* Request *
Every line of the material that follows must be printed again exactly.

* Records for the exercise *
***

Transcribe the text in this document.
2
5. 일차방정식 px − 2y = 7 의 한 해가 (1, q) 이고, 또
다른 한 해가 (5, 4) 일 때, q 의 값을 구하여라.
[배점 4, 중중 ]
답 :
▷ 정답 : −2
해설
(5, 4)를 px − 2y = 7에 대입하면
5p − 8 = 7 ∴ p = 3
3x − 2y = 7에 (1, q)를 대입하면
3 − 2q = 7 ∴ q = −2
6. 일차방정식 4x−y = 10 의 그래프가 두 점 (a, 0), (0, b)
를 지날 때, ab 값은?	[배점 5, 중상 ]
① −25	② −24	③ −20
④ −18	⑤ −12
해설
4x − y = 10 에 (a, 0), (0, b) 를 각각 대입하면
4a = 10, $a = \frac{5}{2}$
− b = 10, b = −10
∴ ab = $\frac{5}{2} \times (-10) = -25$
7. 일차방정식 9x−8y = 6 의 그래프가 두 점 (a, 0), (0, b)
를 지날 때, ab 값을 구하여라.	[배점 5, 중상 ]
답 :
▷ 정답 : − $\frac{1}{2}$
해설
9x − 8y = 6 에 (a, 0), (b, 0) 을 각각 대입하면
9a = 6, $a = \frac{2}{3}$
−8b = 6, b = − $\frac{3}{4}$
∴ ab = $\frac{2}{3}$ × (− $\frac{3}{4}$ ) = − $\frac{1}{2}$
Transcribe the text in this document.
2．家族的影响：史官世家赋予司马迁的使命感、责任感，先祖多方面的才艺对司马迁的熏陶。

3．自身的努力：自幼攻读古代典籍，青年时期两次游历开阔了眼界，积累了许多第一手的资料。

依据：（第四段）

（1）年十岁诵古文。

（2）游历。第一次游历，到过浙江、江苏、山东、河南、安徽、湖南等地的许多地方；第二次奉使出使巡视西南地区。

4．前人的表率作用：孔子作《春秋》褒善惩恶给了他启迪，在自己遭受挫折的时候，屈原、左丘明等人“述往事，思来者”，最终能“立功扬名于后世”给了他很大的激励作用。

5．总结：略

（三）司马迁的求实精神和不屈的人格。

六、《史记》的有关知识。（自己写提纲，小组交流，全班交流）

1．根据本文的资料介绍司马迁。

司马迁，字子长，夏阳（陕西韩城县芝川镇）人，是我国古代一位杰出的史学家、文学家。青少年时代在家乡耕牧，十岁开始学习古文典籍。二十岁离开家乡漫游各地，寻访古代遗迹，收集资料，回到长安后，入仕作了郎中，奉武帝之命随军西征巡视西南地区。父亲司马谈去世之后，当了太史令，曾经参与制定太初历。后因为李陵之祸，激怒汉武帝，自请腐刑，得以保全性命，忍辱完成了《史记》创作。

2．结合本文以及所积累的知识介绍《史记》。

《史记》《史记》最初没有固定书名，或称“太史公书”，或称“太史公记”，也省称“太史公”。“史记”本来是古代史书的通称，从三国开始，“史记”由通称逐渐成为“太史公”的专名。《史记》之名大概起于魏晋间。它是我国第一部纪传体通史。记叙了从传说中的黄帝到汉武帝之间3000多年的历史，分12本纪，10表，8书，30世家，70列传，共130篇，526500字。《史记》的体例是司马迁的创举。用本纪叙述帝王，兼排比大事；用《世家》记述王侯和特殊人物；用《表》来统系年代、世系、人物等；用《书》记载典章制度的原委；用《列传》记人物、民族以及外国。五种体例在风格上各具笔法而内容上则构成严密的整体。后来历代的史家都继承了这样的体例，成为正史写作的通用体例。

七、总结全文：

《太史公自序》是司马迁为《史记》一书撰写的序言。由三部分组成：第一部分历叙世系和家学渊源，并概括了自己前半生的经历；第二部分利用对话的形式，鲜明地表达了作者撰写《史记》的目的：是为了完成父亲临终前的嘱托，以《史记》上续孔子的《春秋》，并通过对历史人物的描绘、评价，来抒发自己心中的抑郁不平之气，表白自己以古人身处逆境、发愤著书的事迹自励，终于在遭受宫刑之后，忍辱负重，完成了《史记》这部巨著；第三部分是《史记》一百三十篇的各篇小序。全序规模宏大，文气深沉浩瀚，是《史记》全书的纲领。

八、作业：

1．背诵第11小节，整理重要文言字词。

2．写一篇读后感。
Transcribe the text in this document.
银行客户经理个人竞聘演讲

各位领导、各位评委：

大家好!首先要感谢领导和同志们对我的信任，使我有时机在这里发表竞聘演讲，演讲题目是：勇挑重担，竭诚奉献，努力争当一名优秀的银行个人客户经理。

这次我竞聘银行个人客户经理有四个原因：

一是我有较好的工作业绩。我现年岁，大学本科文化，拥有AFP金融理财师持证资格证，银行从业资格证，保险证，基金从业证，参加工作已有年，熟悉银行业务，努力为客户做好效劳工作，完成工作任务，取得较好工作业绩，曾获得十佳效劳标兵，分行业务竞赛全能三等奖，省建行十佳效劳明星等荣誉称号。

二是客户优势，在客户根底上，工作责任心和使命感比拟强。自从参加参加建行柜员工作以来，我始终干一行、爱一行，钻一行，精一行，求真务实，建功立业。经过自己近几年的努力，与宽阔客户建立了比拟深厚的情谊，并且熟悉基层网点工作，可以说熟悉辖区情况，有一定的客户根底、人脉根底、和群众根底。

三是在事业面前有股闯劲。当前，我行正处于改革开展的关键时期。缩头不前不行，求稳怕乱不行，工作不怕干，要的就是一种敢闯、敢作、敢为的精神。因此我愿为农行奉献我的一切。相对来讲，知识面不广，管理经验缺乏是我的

***

* Result *
Transcribe the text in this document.
2
5. 일차방정식 px − 2y = 7 의 한 해가 (1, q) 이고, 또
다른 한 해가 (5, 4) 일 때, q 의 값을 구하여라.
[배점 4, 중중 ]
답 :
▷ 정답 : −2
해설
(5, 4)를 px − 2y = 7에 대입하면
5p − 8 = 7 ∴ p = 3
3x − 2y = 7에 (1, q)를 대입하면
3 − 2q = 7 ∴ q = −2
6. 일차방정식 4x−y = 10 의 그래프가 두 점 (a, 0), (0, b)
를 지날 때, ab 값은?	[배점 5, 중상 ]
① −25	② −24	③ −20
④ −18	⑤ −12
해설
4x − y = 10 에 (a, 0), (0, b) 를 각각 대입하면
4a = 10, $a = \frac{5}{2}$
− b = 10, b = −10
∴ ab = $\frac{5}{2} \times (-10) = -25$
7. 일차방정식 9x−8y = 6 의 그래프가 두 점 (a, 0), (0, b)
를 지날 때, ab 값을 구하여라.	[배점 5, 중상 ]
답 :
▷ 정답 : − $\frac{1}{2}$
해설
9x − 8y = 6 에 (a, 0), (b, 0) 을 각각 대입하면
9a = 6, $a = \frac{2}{3}$
−8b = 6, b = − $\frac{3}{4}$
∴ ab = $\frac{2}{3}$ × (− $\frac{3}{4}$ ) = − $\frac{1}{2}$
Transcribe the text in this document.
2．家族的影响：史官世家赋予司马迁的使命感、责任感，先祖多方面的才艺对司马迁的熏陶。

3．自身的努力：自幼攻读古代典籍，青年时期两次游历开阔了眼界，积累了许多第一手的资料。

依据：（第四段）

（1）年十岁诵古文。

（2）游历。第一次游历，到过浙江、江苏、山东、河南、安徽、湖南等地的许多地方；第二次奉使出使巡视西南地区。

4．前人的表率作用：孔子作《春秋》褒善惩恶给了他启迪，在自己遭受挫折的时候，屈原、左丘明等人“述往事，思来者”，最终能“立功扬名于后世”给了他很大的激励作用。

5．总结：略

（三）司马迁的求实精神和不屈的人格。

六、《史记》的有关知识。（自己写提纲，小组交流，全班交流）

1．根据本文的资料介绍司马迁。

司马迁，字子长，夏阳（陕西韩城县芝川镇）人，是我国古代一位杰出的史学家、文学家。青少年时代在家乡耕牧，十岁开始学习古文典籍。二十岁离开家乡漫游各地，寻访古代遗迹，收集资料，回到长安后，入仕作了郎中，奉武帝之命随军西征巡视西南地区。父亲司马谈去世之后，当了太史令，曾经参与制定太初历。后因为李陵之祸，激怒汉武帝，自请腐刑，得以保全性命，忍辱完成了《史记》创作。

2．结合本文以及所积累的知识介绍《史记》。

《史记》《史记》最初没有固定书名，或称“太史公书”，或称“太史公记”，也省称“太史公”。“史记”本来是古代史书的通称，从三国开始，“史记”由通称逐渐成为“太史公”的专名。《史记》之名大概起于魏晋间。它是我国第一部纪传体通史。记叙了从传说中的黄帝到汉武帝之间3000多年的历史，分12本纪，10表，8书，30世家，70列传，共130篇，526500字。《史记》的体例是司马迁的创举。用本纪叙述帝王，兼排比大事；用《世家》记述王侯和特殊人物；用《表》来统系年代、世系、人物等；用《书》记载典章制度的原委；用《列传》记人物、民族以及外国。五种体例在风格上各具笔法而内容上则构成严密的整体。后来历代的史家都继承了这样的体例，成为正史写作的通用体例。

七、总结全文：

《太史公自序》是司马迁为《史记》一书撰写的序言。由三部分组成：第一部分历叙世系和家学渊源，并概括了自己前半生的经历；第二部分利用对话的形式，鲜明地表达了作者撰写《史记》的目的：是为了完成父亲临终前的嘱托，以《史记》上续孔子的《春秋》，并通过对历史人物的描绘、评价，来抒发自己心中的抑郁不平之气，表白自己以古人身处逆境、发愤著书的事迹自励，终于在遭受宫刑之后，忍辱负重，完成了《史记》这部巨著；第三部分是《史记》一百三十篇的各篇小序。全序规模宏大，文气深沉浩瀚，是《史记》全书的纲领。

八、作业：

1．背诵第11小节，整理重要文言字词。

2．写一篇读后感。
Transcribe the text in this document.
银行客户经理个人竞聘演讲

各位领导、各位评委：

大家好!首先要感谢领导和同志们对我的信任，使我有时机在这里发表竞聘演讲，演讲题目是：勇挑重担，竭诚奉献，努力争当一名优秀的银行个人客户经理。

这次我竞聘银行个人客户经理有四个原因：

一是我有较好的工作业绩。我现年岁，大学本科文化，拥有AFP金融理财师持证资格证，银行从业资格证，保险证，基金从业证，参加工作已有年，熟悉银行业务，努力为客户做好效劳工作，完成工作任务，取得较好工作业绩，曾获得十佳效劳标兵，分行业务竞赛全能三等奖，省建行十佳效劳明星等荣誉称号。

二是客户优势，在客户根底上，工作责任心和使命感比拟强。自从参加参加建行柜员工作以来，我始终干一行、爱一行，钻一行，精一行，求真务实，建功立业。经过自己近几年的努力，与宽阔客户建立了比拟深厚的情谊，并且熟悉基层网点工作，可以说熟悉辖区情况，有一定的客户根底、人脉根底、和群众根底。

三是在事业面前有股闯劲。当前，我行正处于改革开展的关键时期。缩头不前不行，求稳怕乱不行，工作不怕干，要的就是一种敢闯、敢作、敢为的精神。因此我愿为农行奉献我的一切。相对来讲，知识面不广，管理经验缺乏是我的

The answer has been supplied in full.